STATED EXERCISE:
Please print the passage below on postwar Japan and the Yoshida Deal in full, word for word.

In fact, as Francis Fukuyama observes, the legitimacy of America’s vanguard role in the Far East rested largely on Article 9. Japan’s interests were also well served, since its neighbors would never have flocked behind the Japanese ‘lead goose’ if its wings had not been clipped militarily. Thus Washington and Tokyo struck a win/win alliance: the Yoshida Deal. This ‘1955 system’ not only turned Japan into a permanent military bastion on Russia’s eastern flank, but provided a blueprint for another kind of containment: the supplanting of liberal Left reformism by ‘Asian values’ economism. This dual containment, whereby ‘stability’ became a codeword for US-sponsored repression, would be duplicated throughout the Asia Pacific over the next forty years. The apolitics of the Japan model — with oppositional democracy suspended and national security outsourced to the United States — remained in place throughout the recovery era and the subsequent ‘miracle’ years.
Stability on these terms was of course unpopular in many quarters, and would be fiercely contested. The elites first impulse was to get tough. The infamous Nobusuke Kishi, grandfather of the current prime minister Shinzo Abe, was brought in by high-placed members of his family (Yoshida’s daughter was married to Kishi’s cousin, and his brother, Eisaku Sato was the Secretary-General of Yoshida’s cabinet) as conservatism’s pit bull. He had the perfect resume in terms of both nationalist zeal and sheer ruthlessness. During the war he had directed the abduction and mass transport of Chinese forced laborers to Japan. A large percentage of them would die en route, and over one in six who survived the transit would perish in the slave labor camps that awaited them.

STORED ROWS:
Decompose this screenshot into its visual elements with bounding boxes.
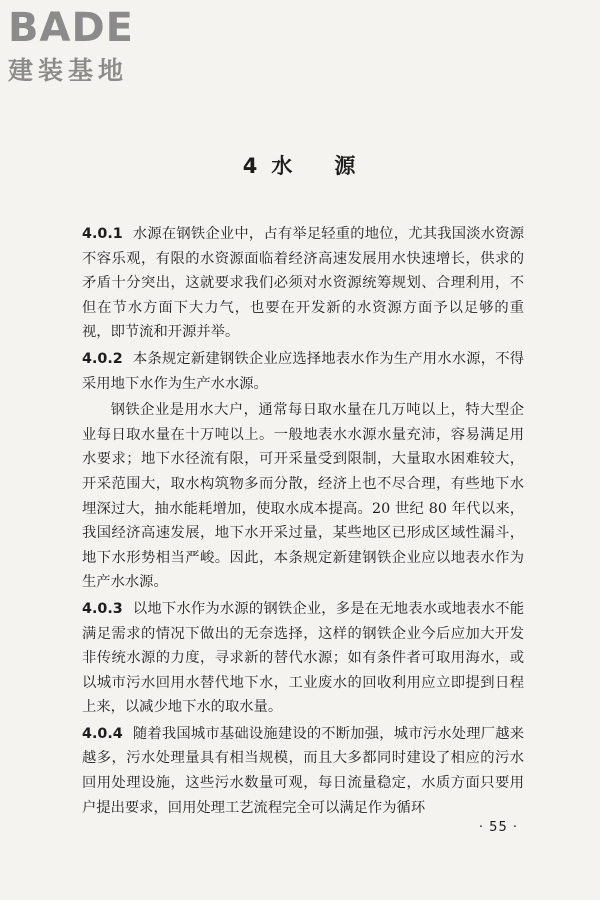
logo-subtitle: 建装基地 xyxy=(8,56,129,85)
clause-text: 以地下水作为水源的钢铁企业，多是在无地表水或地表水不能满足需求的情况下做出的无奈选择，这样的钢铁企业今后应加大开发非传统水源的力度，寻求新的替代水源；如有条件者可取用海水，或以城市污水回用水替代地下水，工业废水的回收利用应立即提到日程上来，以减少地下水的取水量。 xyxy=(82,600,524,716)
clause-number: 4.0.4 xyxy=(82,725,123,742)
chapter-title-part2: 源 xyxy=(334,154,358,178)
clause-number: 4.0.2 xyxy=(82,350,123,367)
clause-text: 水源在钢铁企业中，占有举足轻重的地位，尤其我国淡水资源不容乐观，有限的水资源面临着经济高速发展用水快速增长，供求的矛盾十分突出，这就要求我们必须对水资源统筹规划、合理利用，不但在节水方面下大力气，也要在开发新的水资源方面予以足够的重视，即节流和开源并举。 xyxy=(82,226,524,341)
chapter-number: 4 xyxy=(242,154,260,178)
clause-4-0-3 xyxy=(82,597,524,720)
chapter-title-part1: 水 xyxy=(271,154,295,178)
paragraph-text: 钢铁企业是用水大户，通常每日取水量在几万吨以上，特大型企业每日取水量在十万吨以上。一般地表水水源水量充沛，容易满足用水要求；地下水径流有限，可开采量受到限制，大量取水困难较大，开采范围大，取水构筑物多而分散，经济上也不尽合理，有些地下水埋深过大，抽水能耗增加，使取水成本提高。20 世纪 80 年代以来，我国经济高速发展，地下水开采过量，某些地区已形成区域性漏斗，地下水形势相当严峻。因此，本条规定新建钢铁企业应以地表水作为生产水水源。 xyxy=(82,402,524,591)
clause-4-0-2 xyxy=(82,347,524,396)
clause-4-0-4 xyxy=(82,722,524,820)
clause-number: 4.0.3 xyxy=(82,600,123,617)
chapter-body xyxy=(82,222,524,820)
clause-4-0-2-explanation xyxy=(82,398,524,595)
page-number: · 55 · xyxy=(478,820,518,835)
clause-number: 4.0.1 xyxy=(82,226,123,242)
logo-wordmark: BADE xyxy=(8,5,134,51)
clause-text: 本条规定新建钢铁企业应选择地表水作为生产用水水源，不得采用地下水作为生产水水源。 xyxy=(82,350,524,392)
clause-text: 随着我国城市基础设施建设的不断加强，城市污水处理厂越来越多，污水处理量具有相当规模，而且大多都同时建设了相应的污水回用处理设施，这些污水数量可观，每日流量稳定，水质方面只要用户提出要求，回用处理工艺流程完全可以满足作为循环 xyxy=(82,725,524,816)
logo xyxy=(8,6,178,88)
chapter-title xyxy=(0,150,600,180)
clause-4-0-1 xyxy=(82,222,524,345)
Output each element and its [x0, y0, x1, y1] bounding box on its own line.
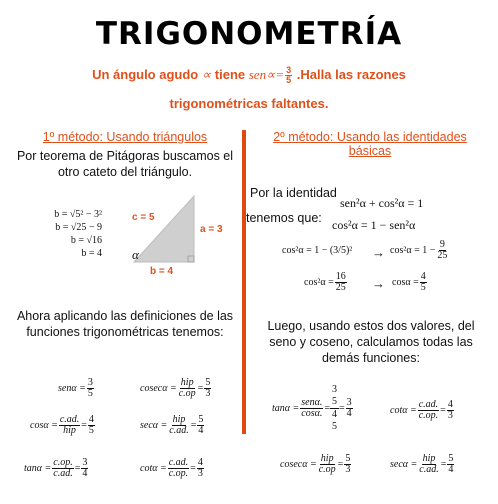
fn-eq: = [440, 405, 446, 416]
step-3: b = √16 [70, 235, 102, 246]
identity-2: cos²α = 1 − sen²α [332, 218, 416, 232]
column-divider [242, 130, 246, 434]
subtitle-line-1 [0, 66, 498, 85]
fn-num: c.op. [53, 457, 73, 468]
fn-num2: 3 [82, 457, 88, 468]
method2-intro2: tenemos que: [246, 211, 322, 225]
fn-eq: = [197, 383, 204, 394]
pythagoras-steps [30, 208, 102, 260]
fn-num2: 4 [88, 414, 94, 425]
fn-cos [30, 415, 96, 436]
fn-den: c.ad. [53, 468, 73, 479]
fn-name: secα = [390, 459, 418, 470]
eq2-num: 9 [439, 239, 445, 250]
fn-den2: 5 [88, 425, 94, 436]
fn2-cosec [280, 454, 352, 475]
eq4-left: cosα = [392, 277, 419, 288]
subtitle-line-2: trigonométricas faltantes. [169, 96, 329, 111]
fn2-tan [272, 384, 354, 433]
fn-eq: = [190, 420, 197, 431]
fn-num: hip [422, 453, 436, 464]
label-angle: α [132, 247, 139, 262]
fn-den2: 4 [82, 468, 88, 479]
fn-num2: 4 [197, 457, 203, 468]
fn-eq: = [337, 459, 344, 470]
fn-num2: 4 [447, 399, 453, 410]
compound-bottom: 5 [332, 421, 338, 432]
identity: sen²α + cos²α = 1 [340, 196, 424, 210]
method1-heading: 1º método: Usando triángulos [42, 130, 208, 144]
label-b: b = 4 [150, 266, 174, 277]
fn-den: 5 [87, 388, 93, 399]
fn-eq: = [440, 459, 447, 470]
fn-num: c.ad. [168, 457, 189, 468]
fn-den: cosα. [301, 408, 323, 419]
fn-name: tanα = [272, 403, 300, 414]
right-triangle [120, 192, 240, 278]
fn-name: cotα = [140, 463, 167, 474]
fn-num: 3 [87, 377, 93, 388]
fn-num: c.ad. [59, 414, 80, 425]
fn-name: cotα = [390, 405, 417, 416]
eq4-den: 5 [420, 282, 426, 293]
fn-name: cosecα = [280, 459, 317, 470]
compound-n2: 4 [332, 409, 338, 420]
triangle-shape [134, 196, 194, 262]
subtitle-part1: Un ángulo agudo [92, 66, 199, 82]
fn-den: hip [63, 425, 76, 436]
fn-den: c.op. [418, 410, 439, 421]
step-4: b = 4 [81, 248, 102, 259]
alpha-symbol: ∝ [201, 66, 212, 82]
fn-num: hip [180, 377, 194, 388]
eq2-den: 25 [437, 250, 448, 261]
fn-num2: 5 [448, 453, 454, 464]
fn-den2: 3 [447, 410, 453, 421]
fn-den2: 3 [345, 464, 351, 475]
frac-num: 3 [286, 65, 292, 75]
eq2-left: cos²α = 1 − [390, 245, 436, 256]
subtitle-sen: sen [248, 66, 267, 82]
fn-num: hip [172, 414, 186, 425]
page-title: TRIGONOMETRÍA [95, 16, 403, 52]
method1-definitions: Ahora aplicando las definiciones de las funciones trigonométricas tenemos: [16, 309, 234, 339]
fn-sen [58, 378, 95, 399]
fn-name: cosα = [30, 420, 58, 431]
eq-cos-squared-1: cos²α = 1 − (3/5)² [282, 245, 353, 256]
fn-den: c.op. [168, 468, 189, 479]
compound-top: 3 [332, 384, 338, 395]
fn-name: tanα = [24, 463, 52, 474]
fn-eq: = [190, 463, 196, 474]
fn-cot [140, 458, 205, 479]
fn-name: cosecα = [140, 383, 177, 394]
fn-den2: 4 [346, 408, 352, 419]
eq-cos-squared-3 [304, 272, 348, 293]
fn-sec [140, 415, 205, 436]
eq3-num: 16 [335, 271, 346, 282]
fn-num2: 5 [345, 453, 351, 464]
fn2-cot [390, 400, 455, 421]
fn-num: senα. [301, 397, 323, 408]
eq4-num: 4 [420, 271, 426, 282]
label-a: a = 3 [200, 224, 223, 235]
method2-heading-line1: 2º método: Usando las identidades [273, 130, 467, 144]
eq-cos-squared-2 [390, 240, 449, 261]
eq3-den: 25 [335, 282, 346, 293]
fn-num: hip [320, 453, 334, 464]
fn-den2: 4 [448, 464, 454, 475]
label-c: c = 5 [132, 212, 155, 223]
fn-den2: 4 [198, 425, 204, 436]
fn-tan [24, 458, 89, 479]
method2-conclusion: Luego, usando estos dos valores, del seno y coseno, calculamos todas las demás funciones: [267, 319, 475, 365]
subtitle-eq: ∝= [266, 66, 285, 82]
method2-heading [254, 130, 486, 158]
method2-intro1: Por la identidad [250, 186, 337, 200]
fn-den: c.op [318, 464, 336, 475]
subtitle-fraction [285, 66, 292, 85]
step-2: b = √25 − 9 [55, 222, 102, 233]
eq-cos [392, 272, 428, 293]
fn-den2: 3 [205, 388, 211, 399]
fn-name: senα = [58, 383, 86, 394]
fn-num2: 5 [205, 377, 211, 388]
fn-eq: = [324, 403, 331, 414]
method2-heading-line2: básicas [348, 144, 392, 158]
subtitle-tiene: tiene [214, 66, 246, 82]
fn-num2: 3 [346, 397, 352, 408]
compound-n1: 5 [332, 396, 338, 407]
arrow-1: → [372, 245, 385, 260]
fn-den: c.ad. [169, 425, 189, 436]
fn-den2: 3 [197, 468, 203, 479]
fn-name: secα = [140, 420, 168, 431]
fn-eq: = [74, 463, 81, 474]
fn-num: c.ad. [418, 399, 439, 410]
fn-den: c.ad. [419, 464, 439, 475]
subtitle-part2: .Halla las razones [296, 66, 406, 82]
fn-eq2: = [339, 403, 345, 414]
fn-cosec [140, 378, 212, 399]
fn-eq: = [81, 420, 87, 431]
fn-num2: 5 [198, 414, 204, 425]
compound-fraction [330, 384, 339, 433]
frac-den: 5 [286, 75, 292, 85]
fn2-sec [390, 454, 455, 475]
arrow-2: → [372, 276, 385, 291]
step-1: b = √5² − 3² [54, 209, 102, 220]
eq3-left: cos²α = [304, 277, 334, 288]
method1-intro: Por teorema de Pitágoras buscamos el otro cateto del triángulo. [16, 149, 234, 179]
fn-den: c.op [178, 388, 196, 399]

==

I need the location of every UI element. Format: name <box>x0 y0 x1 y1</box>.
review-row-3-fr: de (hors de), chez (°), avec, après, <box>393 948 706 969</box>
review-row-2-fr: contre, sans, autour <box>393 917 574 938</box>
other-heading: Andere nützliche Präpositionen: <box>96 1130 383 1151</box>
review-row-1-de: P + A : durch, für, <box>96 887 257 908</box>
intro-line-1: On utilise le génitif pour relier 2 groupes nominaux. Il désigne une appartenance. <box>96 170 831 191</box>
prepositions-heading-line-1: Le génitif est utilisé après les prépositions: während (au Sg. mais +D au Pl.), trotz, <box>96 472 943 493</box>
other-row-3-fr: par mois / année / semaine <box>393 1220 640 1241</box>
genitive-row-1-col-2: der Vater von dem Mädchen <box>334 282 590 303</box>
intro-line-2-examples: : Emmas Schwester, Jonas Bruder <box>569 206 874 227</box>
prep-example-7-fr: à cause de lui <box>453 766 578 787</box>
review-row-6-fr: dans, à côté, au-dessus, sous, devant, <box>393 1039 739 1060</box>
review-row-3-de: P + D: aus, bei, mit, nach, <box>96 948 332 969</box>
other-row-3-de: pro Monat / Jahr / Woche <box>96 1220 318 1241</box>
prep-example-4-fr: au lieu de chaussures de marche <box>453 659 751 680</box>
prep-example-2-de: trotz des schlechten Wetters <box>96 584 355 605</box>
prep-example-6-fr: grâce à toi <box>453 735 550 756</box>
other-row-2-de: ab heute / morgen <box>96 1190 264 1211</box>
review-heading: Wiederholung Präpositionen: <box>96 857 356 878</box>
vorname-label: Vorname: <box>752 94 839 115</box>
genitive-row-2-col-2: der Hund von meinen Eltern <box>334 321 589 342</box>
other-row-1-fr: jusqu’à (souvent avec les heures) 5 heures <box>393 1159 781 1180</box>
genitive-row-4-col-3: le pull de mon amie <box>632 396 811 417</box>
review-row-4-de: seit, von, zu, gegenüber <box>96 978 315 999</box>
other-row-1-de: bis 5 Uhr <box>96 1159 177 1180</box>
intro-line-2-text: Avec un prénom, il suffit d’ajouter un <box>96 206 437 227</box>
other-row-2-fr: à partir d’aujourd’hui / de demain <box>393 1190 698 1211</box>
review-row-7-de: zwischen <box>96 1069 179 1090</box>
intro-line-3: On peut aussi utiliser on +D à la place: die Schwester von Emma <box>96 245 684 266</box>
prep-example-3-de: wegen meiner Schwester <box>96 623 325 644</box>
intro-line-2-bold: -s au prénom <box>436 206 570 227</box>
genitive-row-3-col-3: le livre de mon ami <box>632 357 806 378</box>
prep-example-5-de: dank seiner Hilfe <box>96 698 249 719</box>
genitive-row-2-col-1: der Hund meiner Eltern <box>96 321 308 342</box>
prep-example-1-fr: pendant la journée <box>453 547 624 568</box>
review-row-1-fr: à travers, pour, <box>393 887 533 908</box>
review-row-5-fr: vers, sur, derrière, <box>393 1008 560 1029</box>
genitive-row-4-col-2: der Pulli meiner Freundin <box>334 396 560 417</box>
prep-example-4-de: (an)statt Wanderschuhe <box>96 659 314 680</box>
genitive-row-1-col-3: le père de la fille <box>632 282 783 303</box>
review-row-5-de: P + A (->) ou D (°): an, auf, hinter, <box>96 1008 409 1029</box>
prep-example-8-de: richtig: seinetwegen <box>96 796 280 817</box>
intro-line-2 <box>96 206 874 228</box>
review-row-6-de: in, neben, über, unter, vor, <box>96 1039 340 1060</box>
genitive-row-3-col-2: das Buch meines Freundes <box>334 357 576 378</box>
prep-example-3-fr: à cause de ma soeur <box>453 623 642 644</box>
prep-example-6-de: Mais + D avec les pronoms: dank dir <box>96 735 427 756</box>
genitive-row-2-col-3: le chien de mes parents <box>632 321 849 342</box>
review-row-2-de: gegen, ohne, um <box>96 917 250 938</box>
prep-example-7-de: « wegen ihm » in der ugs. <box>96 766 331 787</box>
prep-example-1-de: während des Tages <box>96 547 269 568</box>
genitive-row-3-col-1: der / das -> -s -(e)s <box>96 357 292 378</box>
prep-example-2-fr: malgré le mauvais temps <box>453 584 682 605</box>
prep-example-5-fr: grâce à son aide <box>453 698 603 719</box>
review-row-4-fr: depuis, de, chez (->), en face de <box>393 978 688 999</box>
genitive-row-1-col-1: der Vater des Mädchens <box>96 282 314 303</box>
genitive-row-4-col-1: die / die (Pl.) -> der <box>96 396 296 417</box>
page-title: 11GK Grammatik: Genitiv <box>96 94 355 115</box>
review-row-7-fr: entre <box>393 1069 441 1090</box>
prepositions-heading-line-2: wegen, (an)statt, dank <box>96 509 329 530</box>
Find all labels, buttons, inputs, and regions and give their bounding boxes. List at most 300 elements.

==

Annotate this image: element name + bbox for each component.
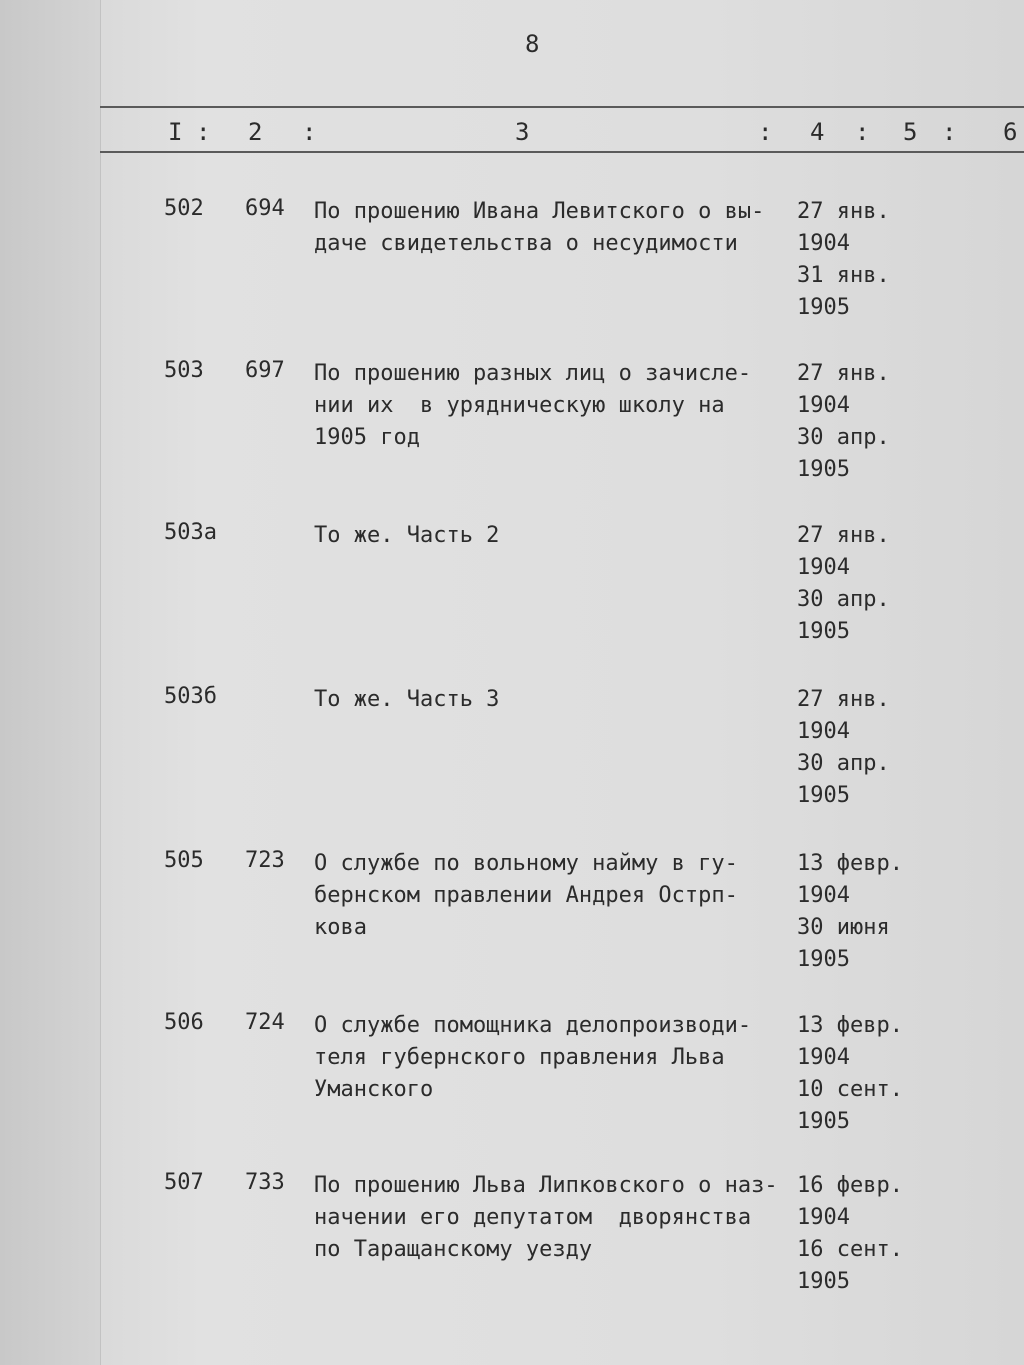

OUTPUT FOR THIS TASK:
In fact, as Francis Fukuyama observes, the legitimacy of America’s vanguard role in the Far East rested largely on Article 9. Japan’s interests were also well served, since its neighbors would never have flocked behind the Japanese ‘lead goose’ if its wings had not been clipped militarily. Thus Washington and Tokyo struck a win/win alliance: the Yoshida Deal. This ‘1955 system’ not only turned Japan into a permanent military bastion on Russia’s eastern flank, but provided a blueprint for another kind of containment: the supplanting of liberal Left reformism by ‘Asian values’ economism. This dual containment, whereby ‘stability’ became a codeword for US-sponsored repression, would be duplicated throughout the Asia Pacific over the next forty years. The apolitics of the Japan model — with oppositional democracy suspended and national security outsourced to the United States — remained in place throughout the recovery era and the subsequent ‘miracle’ years.
Stability on these terms was of course unpopular in many quarters, and would be fiercely contested. The elites first impulse was to get tough. The infamous Nobusuke Kishi, grandfather of the current prime minister Shinzo Abe, was brought in by high-placed members of his family (Yoshida’s daughter was married to Kishi’s cousin, and his brother, Eisaku Sato was the Secretary-General of Yoshida’s cabinet) as conservatism’s pit bull. He had the perfect resume in terms of both nationalist zeal and sheer ruthlessness. During the war he had directed the abduction and mass transport of Chinese forced laborers to Japan. A large percentage of them would die en route, and over one in six who survived the transit would perish in the slave labor camps that awaited them.